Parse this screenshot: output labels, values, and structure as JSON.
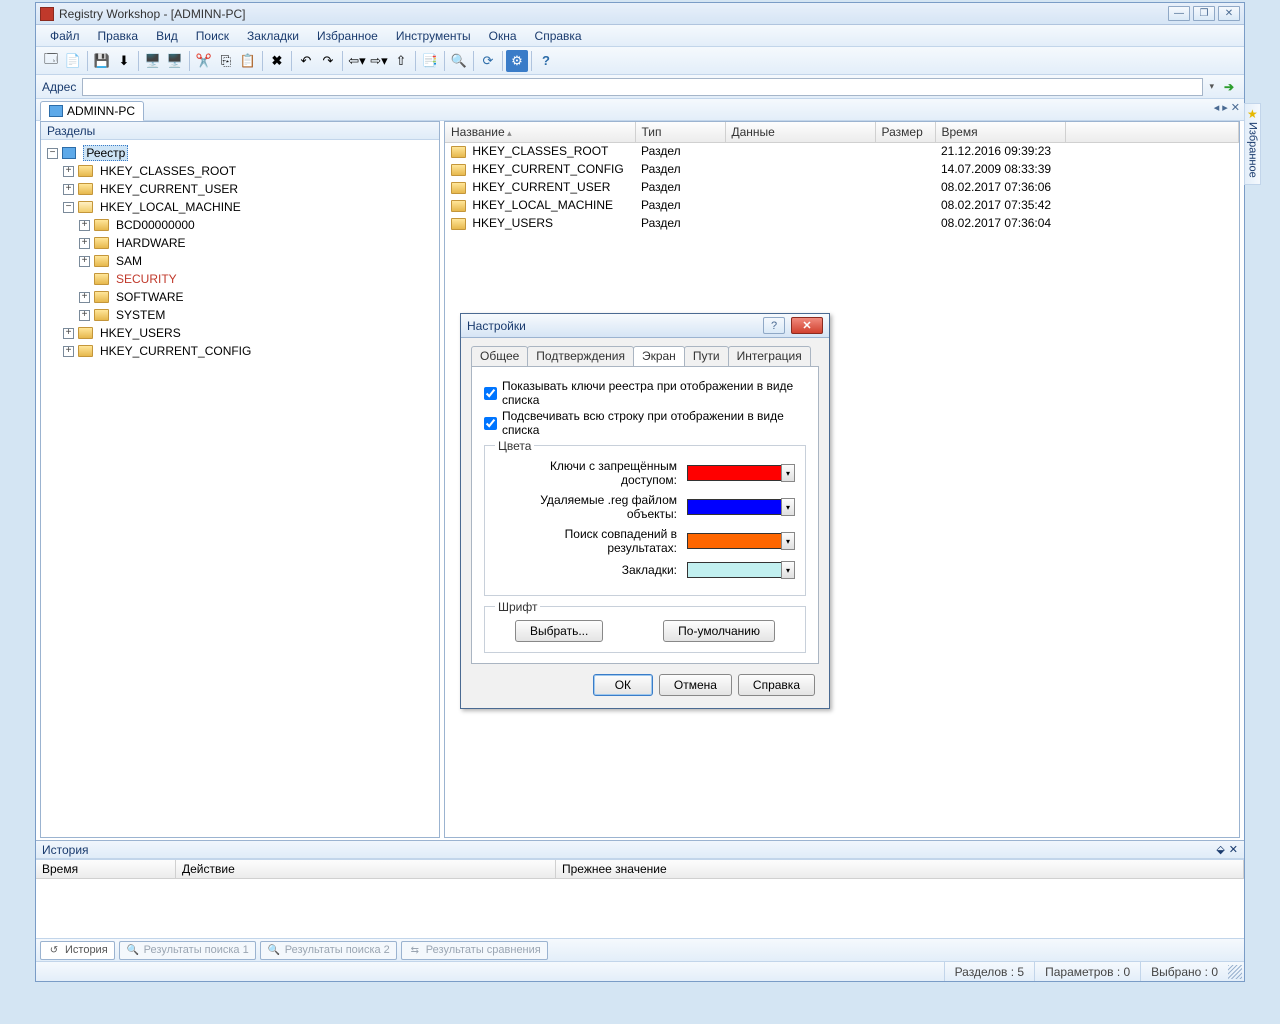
{
  "titlebar": {
    "text": "Registry Workshop - [ADMINN-PC]"
  },
  "menu": {
    "items": [
      "Файл",
      "Правка",
      "Вид",
      "Поиск",
      "Закладки",
      "Избранное",
      "Инструменты",
      "Окна",
      "Справка"
    ]
  },
  "address": {
    "label": "Адрес"
  },
  "doc_tab": {
    "label": "ADMINN-PC"
  },
  "sidelabel": {
    "text": "Избранное"
  },
  "left_pane": {
    "title": "Разделы"
  },
  "tree": {
    "root": "Реестр",
    "hklm_children": [
      "BCD00000000",
      "HARDWARE",
      "SAM",
      "SECURITY",
      "SOFTWARE",
      "SYSTEM"
    ],
    "top": {
      "hkcr": "HKEY_CLASSES_ROOT",
      "hkcu": "HKEY_CURRENT_USER",
      "hklm": "HKEY_LOCAL_MACHINE",
      "hku": "HKEY_USERS",
      "hkcc": "HKEY_CURRENT_CONFIG"
    }
  },
  "list": {
    "cols": {
      "name": "Название",
      "type": "Тип",
      "data": "Данные",
      "size": "Размер",
      "time": "Время"
    },
    "type_label": "Раздел",
    "rows": [
      {
        "name": "HKEY_CLASSES_ROOT",
        "time": "21.12.2016 09:39:23"
      },
      {
        "name": "HKEY_CURRENT_CONFIG",
        "time": "14.07.2009 08:33:39"
      },
      {
        "name": "HKEY_CURRENT_USER",
        "time": "08.02.2017 07:36:06"
      },
      {
        "name": "HKEY_LOCAL_MACHINE",
        "time": "08.02.2017 07:35:42"
      },
      {
        "name": "HKEY_USERS",
        "time": "08.02.2017 07:36:04"
      }
    ]
  },
  "history": {
    "title": "История",
    "cols": {
      "time": "Время",
      "action": "Действие",
      "prev": "Прежнее значение"
    }
  },
  "bottom_tabs": {
    "t1": "История",
    "t2": "Результаты поиска 1",
    "t3": "Результаты поиска 2",
    "t4": "Результаты сравнения"
  },
  "status": {
    "keys": "Разделов : 5",
    "params": "Параметров : 0",
    "selected": "Выбрано : 0"
  },
  "dialog": {
    "title": "Настройки",
    "tabs": {
      "general": "Общее",
      "confirm": "Подтверждения",
      "screen": "Экран",
      "paths": "Пути",
      "integ": "Интеграция"
    },
    "chk1": "Показывать ключи реестра при отображении в виде списка",
    "chk2": "Подсвечивать всю строку при отображении в виде списка",
    "colors_legend": "Цвета",
    "row1": "Ключи с запрещённым доступом:",
    "row2": "Удаляемые .reg файлом объекты:",
    "row3": "Поиск совпадений в результатах:",
    "row4": "Закладки:",
    "color1": "#ff0000",
    "color2": "#0000ff",
    "color3": "#ff6600",
    "color4": "#c2f0f0",
    "font_legend": "Шрифт",
    "btn_choose": "Выбрать...",
    "btn_default": "По-умолчанию",
    "ok": "ОК",
    "cancel": "Отмена",
    "help": "Справка"
  }
}
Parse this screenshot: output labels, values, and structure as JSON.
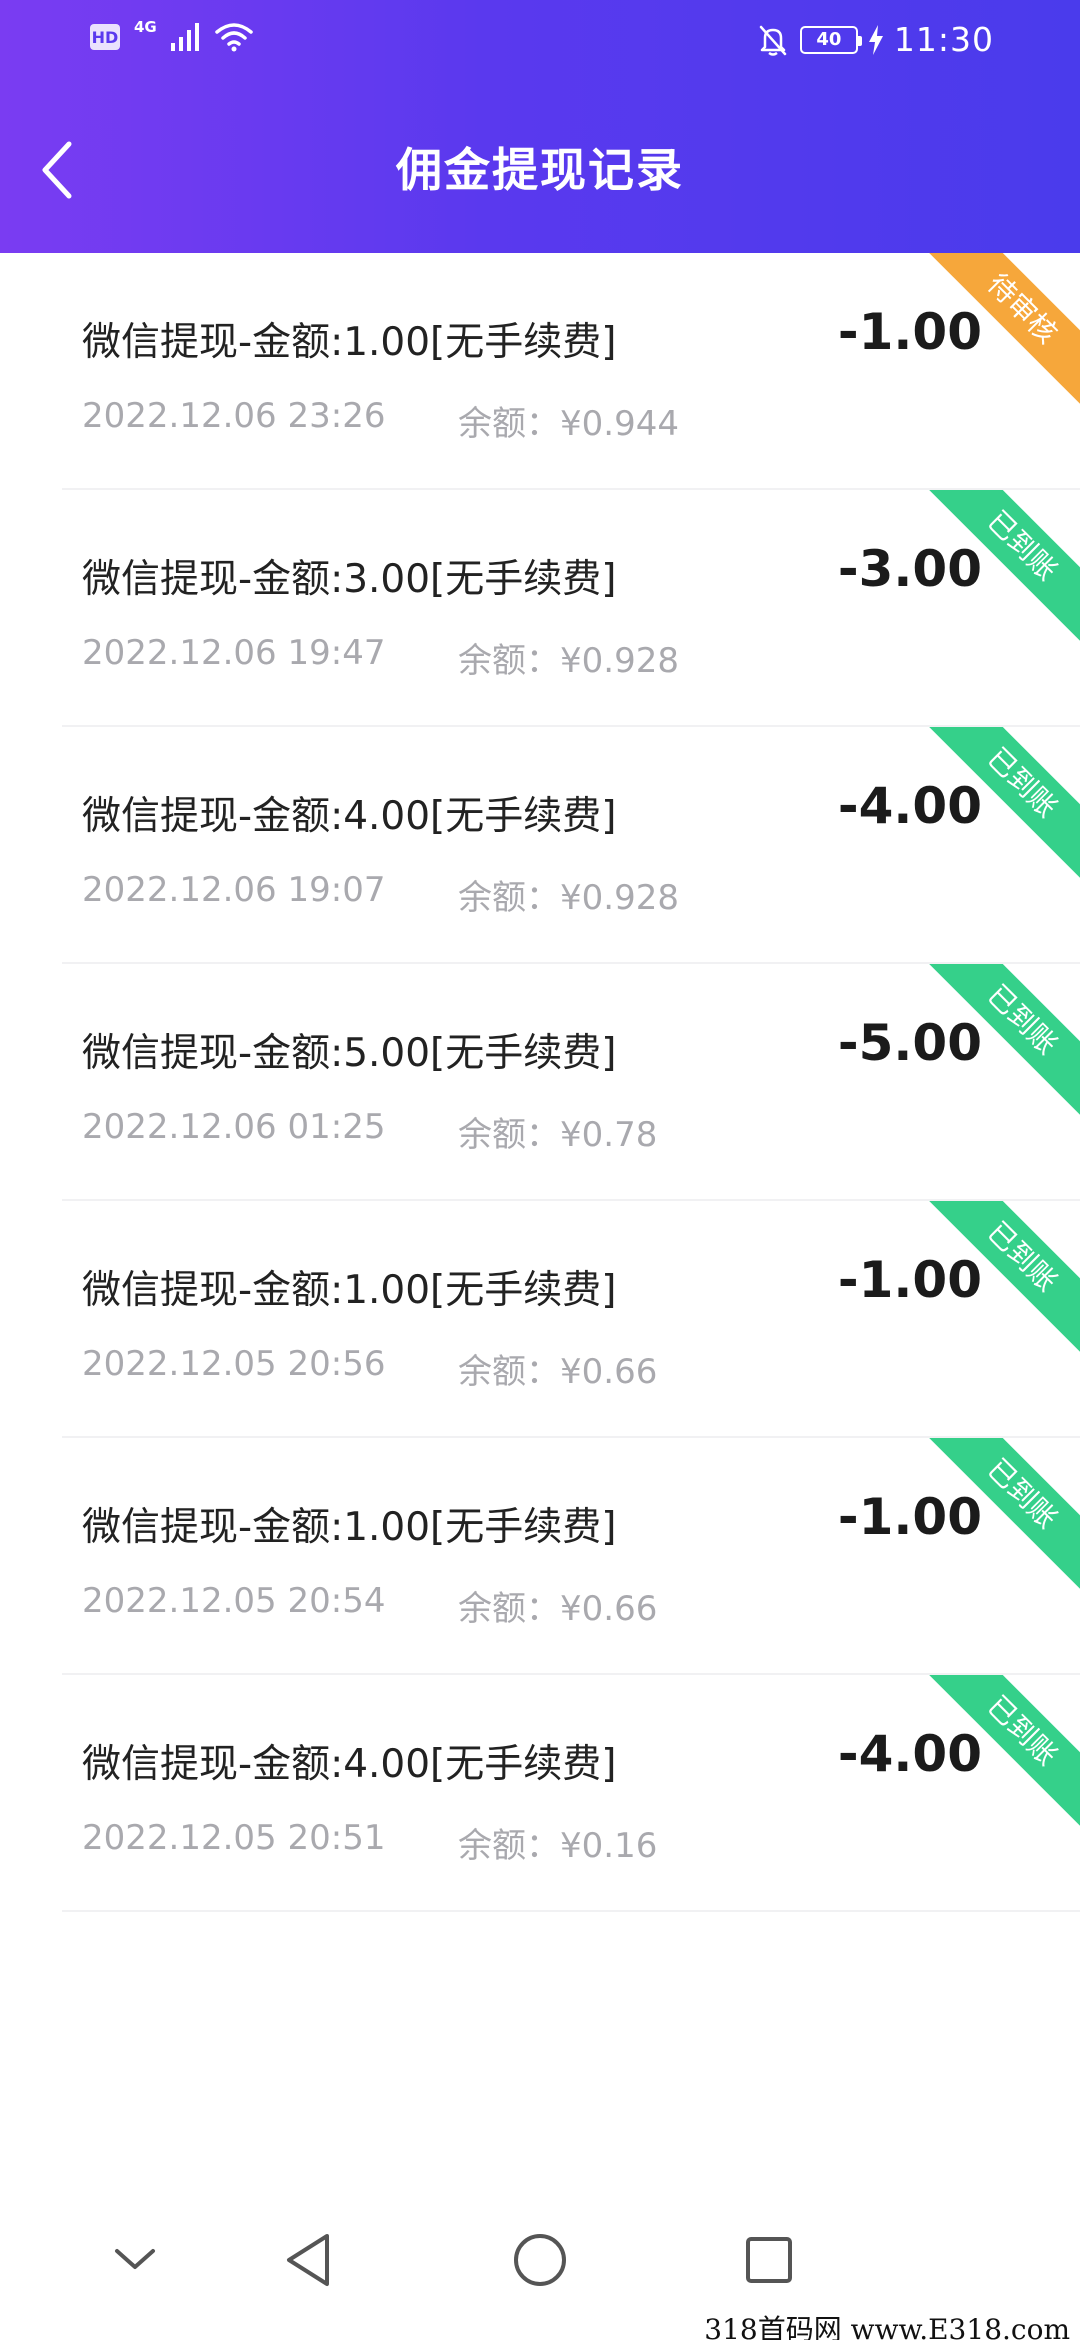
{
  "status_bar": {
    "hd_label": "HD",
    "network_type": "4G",
    "battery_level": "40",
    "time": "11:30",
    "icons": [
      "hd-icon",
      "signal-icon",
      "wifi-icon",
      "bell-off-icon",
      "battery-icon",
      "charging-icon"
    ]
  },
  "header": {
    "title": "佣金提现记录",
    "back_icon": "chevron-left-icon"
  },
  "colors": {
    "header_gradient_start": "#7a3cf2",
    "header_gradient_end": "#4a3bec",
    "pending_ribbon": "#f6a73b",
    "arrived_ribbon": "#35d08a",
    "amount_text": "#1b1b1b",
    "secondary_text": "#a9a9ae"
  },
  "records": [
    {
      "title": "微信提现-金额:1.00[无手续费]",
      "time": "2022.12.06 23:26",
      "balance": "余额：¥0.944",
      "amount": "-1.00",
      "status": "待审核",
      "status_color": "#f6a73b"
    },
    {
      "title": "微信提现-金额:3.00[无手续费]",
      "time": "2022.12.06 19:47",
      "balance": "余额：¥0.928",
      "amount": "-3.00",
      "status": "已到账",
      "status_color": "#35d08a"
    },
    {
      "title": "微信提现-金额:4.00[无手续费]",
      "time": "2022.12.06 19:07",
      "balance": "余额：¥0.928",
      "amount": "-4.00",
      "status": "已到账",
      "status_color": "#35d08a"
    },
    {
      "title": "微信提现-金额:5.00[无手续费]",
      "time": "2022.12.06 01:25",
      "balance": "余额：¥0.78",
      "amount": "-5.00",
      "status": "已到账",
      "status_color": "#35d08a"
    },
    {
      "title": "微信提现-金额:1.00[无手续费]",
      "time": "2022.12.05 20:56",
      "balance": "余额：¥0.66",
      "amount": "-1.00",
      "status": "已到账",
      "status_color": "#35d08a"
    },
    {
      "title": "微信提现-金额:1.00[无手续费]",
      "time": "2022.12.05 20:54",
      "balance": "余额：¥0.66",
      "amount": "-1.00",
      "status": "已到账",
      "status_color": "#35d08a"
    },
    {
      "title": "微信提现-金额:4.00[无手续费]",
      "time": "2022.12.05 20:51",
      "balance": "余额：¥0.16",
      "amount": "-4.00",
      "status": "已到账",
      "status_color": "#35d08a"
    }
  ],
  "nav_bar": {
    "icons": [
      "chevron-down-icon",
      "back-triangle-icon",
      "home-circle-icon",
      "recents-square-icon"
    ]
  },
  "watermark": "318首码网 www.E318.com"
}
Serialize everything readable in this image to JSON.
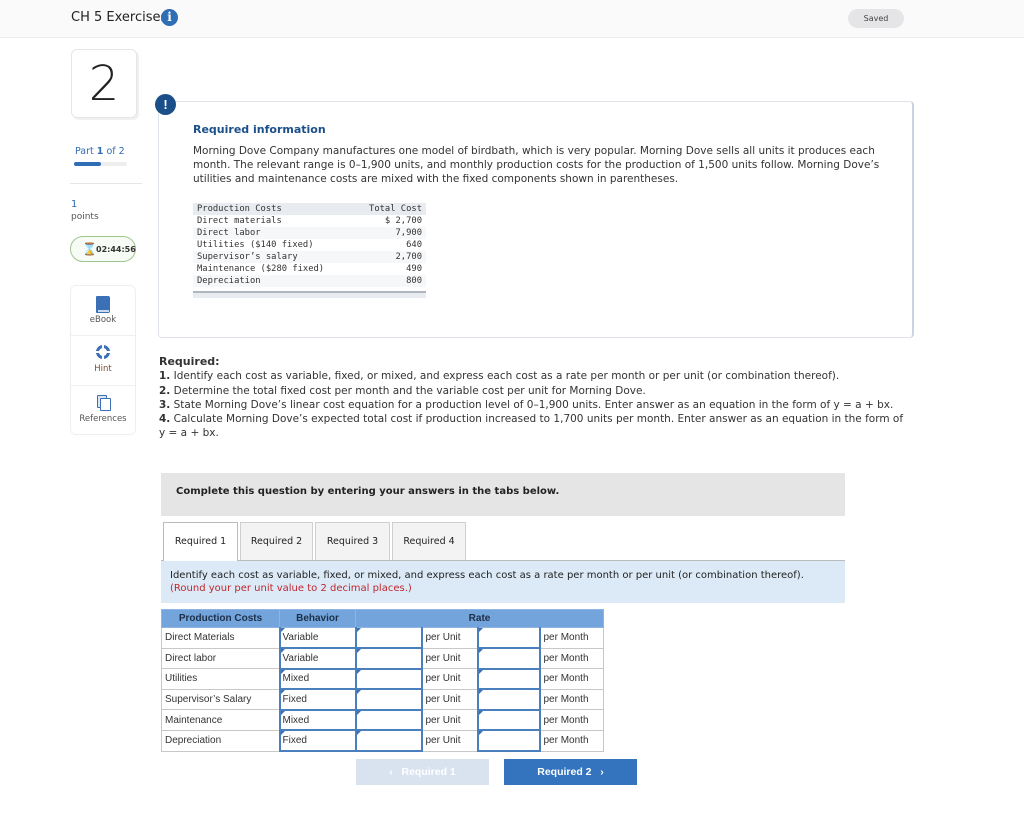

▸ **Stated exercise**:
With the pictures left out, transcribe the material exactly.

▸ **Output of the task**:
Parse this screenshot: output labels, values, and structure as JSON.
{
  "titlebar": {
    "text": "Registry Workshop - [ADMINN-PC]"
  },
  "menu": {
    "items": [
      "Файл",
      "Правка",
      "Вид",
      "Поиск",
      "Закладки",
      "Избранное",
      "Инструменты",
      "Окна",
      "Справка"
    ]
  },
  "address": {
    "label": "Адрес"
  },
  "doc_tab": {
    "label": "ADMINN-PC"
  },
  "sidelabel": {
    "text": "Избранное"
  },
  "left_pane": {
    "title": "Разделы"
  },
  "tree": {
    "root": "Реестр",
    "hklm_children": [
      "BCD00000000",
      "HARDWARE",
      "SAM",
      "SECURITY",
      "SOFTWARE",
      "SYSTEM"
    ],
    "top": {
      "hkcr": "HKEY_CLASSES_ROOT",
      "hkcu": "HKEY_CURRENT_USER",
      "hklm": "HKEY_LOCAL_MACHINE",
      "hku": "HKEY_USERS",
      "hkcc": "HKEY_CURRENT_CONFIG"
    }
  },
  "list": {
    "cols": {
      "name": "Название",
      "type": "Тип",
      "data": "Данные",
      "size": "Размер",
      "time": "Время"
    },
    "type_label": "Раздел",
    "rows": [
      {
        "name": "HKEY_CLASSES_ROOT",
        "time": "21.12.2016 09:39:23"
      },
      {
        "name": "HKEY_CURRENT_CONFIG",
        "time": "14.07.2009 08:33:39"
      },
      {
        "name": "HKEY_CURRENT_USER",
        "time": "08.02.2017 07:36:06"
      },
      {
        "name": "HKEY_LOCAL_MACHINE",
        "time": "08.02.2017 07:35:42"
      },
      {
        "name": "HKEY_USERS",
        "time": "08.02.2017 07:36:04"
      }
    ]
  },
  "history": {
    "title": "История",
    "cols": {
      "time": "Время",
      "action": "Действие",
      "prev": "Прежнее значение"
    }
  },
  "bottom_tabs": {
    "t1": "История",
    "t2": "Результаты поиска 1",
    "t3": "Результаты поиска 2",
    "t4": "Результаты сравнения"
  },
  "status": {
    "keys": "Разделов : 5",
    "params": "Параметров : 0",
    "selected": "Выбрано : 0"
  },
  "dialog": {
    "title": "Настройки",
    "tabs": {
      "general": "Общее",
      "confirm": "Подтверждения",
      "screen": "Экран",
      "paths": "Пути",
      "integ": "Интеграция"
    },
    "chk1": "Показывать ключи реестра при отображении в виде списка",
    "chk2": "Подсвечивать всю строку при отображении в виде списка",
    "colors_legend": "Цвета",
    "row1": "Ключи с запрещённым доступом:",
    "row2": "Удаляемые .reg файлом объекты:",
    "row3": "Поиск совпадений в результатах:",
    "row4": "Закладки:",
    "color1": "#ff0000",
    "color2": "#0000ff",
    "color3": "#ff6600",
    "color4": "#c2f0f0",
    "font_legend": "Шрифт",
    "btn_choose": "Выбрать...",
    "btn_default": "По-умолчанию",
    "ok": "ОК",
    "cancel": "Отмена",
    "help": "Справка"
  }
}
Parse this screenshot: output labels, values, and structure as JSON.
{
  "status_bar": {
    "hd_label": "HD",
    "network_type": "4G",
    "battery_level": "40",
    "time": "11:30",
    "icons": [
      "hd-icon",
      "signal-icon",
      "wifi-icon",
      "bell-off-icon",
      "battery-icon",
      "charging-icon"
    ]
  },
  "header": {
    "title": "佣金提现记录",
    "back_icon": "chevron-left-icon"
  },
  "colors": {
    "header_gradient_start": "#7a3cf2",
    "header_gradient_end": "#4a3bec",
    "pending_ribbon": "#f6a73b",
    "arrived_ribbon": "#35d08a",
    "amount_text": "#1b1b1b",
    "secondary_text": "#a9a9ae"
  },
  "records": [
    {
      "title": "微信提现-金额:1.00[无手续费]",
      "time": "2022.12.06 23:26",
      "balance": "余额：¥0.944",
      "amount": "-1.00",
      "status": "待审核",
      "status_color": "#f6a73b"
    },
    {
      "title": "微信提现-金额:3.00[无手续费]",
      "time": "2022.12.06 19:47",
      "balance": "余额：¥0.928",
      "amount": "-3.00",
      "status": "已到账",
      "status_color": "#35d08a"
    },
    {
      "title": "微信提现-金额:4.00[无手续费]",
      "time": "2022.12.06 19:07",
      "balance": "余额：¥0.928",
      "amount": "-4.00",
      "status": "已到账",
      "status_color": "#35d08a"
    },
    {
      "title": "微信提现-金额:5.00[无手续费]",
      "time": "2022.12.06 01:25",
      "balance": "余额：¥0.78",
      "amount": "-5.00",
      "status": "已到账",
      "status_color": "#35d08a"
    },
    {
      "title": "微信提现-金额:1.00[无手续费]",
      "time": "2022.12.05 20:56",
      "balance": "余额：¥0.66",
      "amount": "-1.00",
      "status": "已到账",
      "status_color": "#35d08a"
    },
    {
      "title": "微信提现-金额:1.00[无手续费]",
      "time": "2022.12.05 20:54",
      "balance": "余额：¥0.66",
      "amount": "-1.00",
      "status": "已到账",
      "status_color": "#35d08a"
    },
    {
      "title": "微信提现-金额:4.00[无手续费]",
      "time": "2022.12.05 20:51",
      "balance": "余额：¥0.16",
      "amount": "-4.00",
      "status": "已到账",
      "status_color": "#35d08a"
    }
  ],
  "nav_bar": {
    "icons": [
      "chevron-down-icon",
      "back-triangle-icon",
      "home-circle-icon",
      "recents-square-icon"
    ]
  },
  "watermark": "318首码网 www.E318.com"
}
Serialize everything readable in this image to JSON.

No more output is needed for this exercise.